#### THE RECORDS
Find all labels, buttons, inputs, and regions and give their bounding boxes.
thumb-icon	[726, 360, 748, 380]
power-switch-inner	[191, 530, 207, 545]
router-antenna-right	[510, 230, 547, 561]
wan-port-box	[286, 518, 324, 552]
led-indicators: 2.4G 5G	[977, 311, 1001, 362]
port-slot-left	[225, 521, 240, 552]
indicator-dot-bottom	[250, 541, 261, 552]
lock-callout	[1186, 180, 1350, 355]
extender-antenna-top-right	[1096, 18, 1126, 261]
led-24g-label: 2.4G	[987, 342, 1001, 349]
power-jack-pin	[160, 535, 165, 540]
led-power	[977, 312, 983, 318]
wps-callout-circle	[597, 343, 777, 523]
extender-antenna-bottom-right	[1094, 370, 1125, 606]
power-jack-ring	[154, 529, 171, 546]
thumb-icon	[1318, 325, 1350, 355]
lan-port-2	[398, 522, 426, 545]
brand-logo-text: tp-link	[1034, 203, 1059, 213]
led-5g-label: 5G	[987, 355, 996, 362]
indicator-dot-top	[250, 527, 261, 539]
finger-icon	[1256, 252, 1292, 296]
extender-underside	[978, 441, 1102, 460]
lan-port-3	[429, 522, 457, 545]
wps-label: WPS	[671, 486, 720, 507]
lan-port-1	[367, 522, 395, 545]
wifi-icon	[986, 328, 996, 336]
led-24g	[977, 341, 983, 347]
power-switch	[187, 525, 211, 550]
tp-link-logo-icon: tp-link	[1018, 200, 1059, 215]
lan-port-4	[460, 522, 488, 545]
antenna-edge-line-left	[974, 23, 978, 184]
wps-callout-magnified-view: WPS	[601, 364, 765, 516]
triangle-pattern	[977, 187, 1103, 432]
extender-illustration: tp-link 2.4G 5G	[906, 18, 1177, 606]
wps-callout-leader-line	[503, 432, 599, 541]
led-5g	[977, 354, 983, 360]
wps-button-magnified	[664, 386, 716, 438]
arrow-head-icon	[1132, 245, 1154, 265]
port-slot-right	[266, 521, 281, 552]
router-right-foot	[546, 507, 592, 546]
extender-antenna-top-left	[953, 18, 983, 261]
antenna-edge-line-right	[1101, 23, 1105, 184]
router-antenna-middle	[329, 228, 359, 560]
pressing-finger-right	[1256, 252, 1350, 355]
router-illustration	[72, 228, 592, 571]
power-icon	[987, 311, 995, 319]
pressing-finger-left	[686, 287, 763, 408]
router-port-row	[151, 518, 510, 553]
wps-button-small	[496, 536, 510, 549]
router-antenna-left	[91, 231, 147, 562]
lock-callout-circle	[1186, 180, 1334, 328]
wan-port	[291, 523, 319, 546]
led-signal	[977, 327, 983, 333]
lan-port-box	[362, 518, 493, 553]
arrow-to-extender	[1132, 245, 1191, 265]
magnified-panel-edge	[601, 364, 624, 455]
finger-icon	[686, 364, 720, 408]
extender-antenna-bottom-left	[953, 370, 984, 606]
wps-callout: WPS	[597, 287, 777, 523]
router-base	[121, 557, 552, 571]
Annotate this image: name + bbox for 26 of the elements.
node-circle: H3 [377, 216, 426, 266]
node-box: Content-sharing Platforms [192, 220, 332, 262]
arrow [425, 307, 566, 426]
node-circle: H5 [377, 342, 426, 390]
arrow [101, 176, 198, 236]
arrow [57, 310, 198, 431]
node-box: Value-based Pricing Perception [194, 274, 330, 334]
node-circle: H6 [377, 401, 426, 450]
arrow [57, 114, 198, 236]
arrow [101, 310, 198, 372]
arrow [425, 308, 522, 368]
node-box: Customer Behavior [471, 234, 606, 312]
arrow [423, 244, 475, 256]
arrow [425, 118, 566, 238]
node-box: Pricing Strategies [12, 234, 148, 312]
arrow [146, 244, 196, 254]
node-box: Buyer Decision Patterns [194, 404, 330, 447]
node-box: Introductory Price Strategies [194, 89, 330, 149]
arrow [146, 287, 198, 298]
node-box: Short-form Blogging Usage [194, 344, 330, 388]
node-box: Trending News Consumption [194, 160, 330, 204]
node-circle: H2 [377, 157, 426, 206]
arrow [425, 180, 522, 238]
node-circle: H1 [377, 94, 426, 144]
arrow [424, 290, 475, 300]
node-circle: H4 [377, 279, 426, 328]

#### YOUR OBJECTIVE
Copy every line of the data above, character for character, keeping the order and changing nothing.

#### SOLUTION TO THE PROBLEM
Find all labels, buttons, inputs, and regions and give their bounding boxes.
thumb-icon	[726, 360, 748, 380]
power-switch-inner	[191, 530, 207, 545]
router-antenna-right	[510, 230, 547, 561]
wan-port-box	[286, 518, 324, 552]
led-indicators: 2.4G 5G	[977, 311, 1001, 362]
port-slot-left	[225, 521, 240, 552]
indicator-dot-bottom	[250, 541, 261, 552]
lock-callout	[1186, 180, 1350, 355]
extender-antenna-top-right	[1096, 18, 1126, 261]
led-24g-label: 2.4G	[987, 342, 1001, 349]
power-jack-pin	[160, 535, 165, 540]
led-power	[977, 312, 983, 318]
wps-callout-circle	[597, 343, 777, 523]
extender-antenna-bottom-right	[1094, 370, 1125, 606]
power-jack-ring	[154, 529, 171, 546]
thumb-icon	[1318, 325, 1350, 355]
lan-port-2	[398, 522, 426, 545]
brand-logo-text: tp-link	[1034, 203, 1059, 213]
led-5g-label: 5G	[987, 355, 996, 362]
indicator-dot-top	[250, 527, 261, 539]
finger-icon	[1256, 252, 1292, 296]
extender-underside	[978, 441, 1102, 460]
lan-port-3	[429, 522, 457, 545]
wps-label: WPS	[671, 486, 720, 507]
lan-port-1	[367, 522, 395, 545]
wifi-icon	[986, 328, 996, 336]
led-24g	[977, 341, 983, 347]
power-switch	[187, 525, 211, 550]
tp-link-logo-icon: tp-link	[1018, 200, 1059, 215]
lan-port-4	[460, 522, 488, 545]
antenna-edge-line-left	[974, 23, 978, 184]
wps-callout-magnified-view: WPS	[601, 364, 765, 516]
triangle-pattern	[977, 187, 1103, 432]
extender-illustration: tp-link 2.4G 5G	[906, 18, 1177, 606]
wps-callout-leader-line	[503, 432, 599, 541]
led-5g	[977, 354, 983, 360]
wps-button-magnified	[664, 386, 716, 438]
arrow-head-icon	[1132, 245, 1154, 265]
port-slot-right	[266, 521, 281, 552]
router-right-foot	[546, 507, 592, 546]
extender-antenna-top-left	[953, 18, 983, 261]
antenna-edge-line-right	[1101, 23, 1105, 184]
router-antenna-middle	[329, 228, 359, 560]
pressing-finger-right	[1256, 252, 1350, 355]
router-illustration	[72, 228, 592, 571]
power-icon	[987, 311, 995, 319]
pressing-finger-left	[686, 287, 763, 408]
router-port-row	[151, 518, 510, 553]
wps-button-small	[496, 536, 510, 549]
router-antenna-left	[91, 231, 147, 562]
lock-callout-circle	[1186, 180, 1334, 328]
wan-port	[291, 523, 319, 546]
led-signal	[977, 327, 983, 333]
lan-port-box	[362, 518, 493, 553]
arrow-to-extender	[1132, 245, 1191, 265]
magnified-panel-edge	[601, 364, 624, 455]
finger-icon	[686, 364, 720, 408]
extender-antenna-bottom-left	[953, 370, 984, 606]
wps-callout: WPS	[597, 287, 777, 523]
router-base	[121, 557, 552, 571]
Annotate this image: name + bbox for 26 of the elements.
node-circle: H3 [377, 216, 426, 266]
node-box: Content-sharing Platforms [192, 220, 332, 262]
arrow [425, 307, 566, 426]
node-circle: H5 [377, 342, 426, 390]
arrow [101, 176, 198, 236]
arrow [57, 310, 198, 431]
node-box: Value-based Pricing Perception [194, 274, 330, 334]
node-circle: H6 [377, 401, 426, 450]
arrow [57, 114, 198, 236]
arrow [101, 310, 198, 372]
arrow [425, 308, 522, 368]
node-box: Customer Behavior [471, 234, 606, 312]
arrow [423, 244, 475, 256]
arrow [425, 118, 566, 238]
node-box: Pricing Strategies [12, 234, 148, 312]
arrow [146, 244, 196, 254]
node-box: Buyer Decision Patterns [194, 404, 330, 447]
node-box: Introductory Price Strategies [194, 89, 330, 149]
arrow [146, 287, 198, 298]
node-box: Short-form Blogging Usage [194, 344, 330, 388]
node-box: Trending News Consumption [194, 160, 330, 204]
node-circle: H2 [377, 157, 426, 206]
arrow [425, 180, 522, 238]
node-circle: H1 [377, 94, 426, 144]
arrow [424, 290, 475, 300]
node-circle: H4 [377, 279, 426, 328]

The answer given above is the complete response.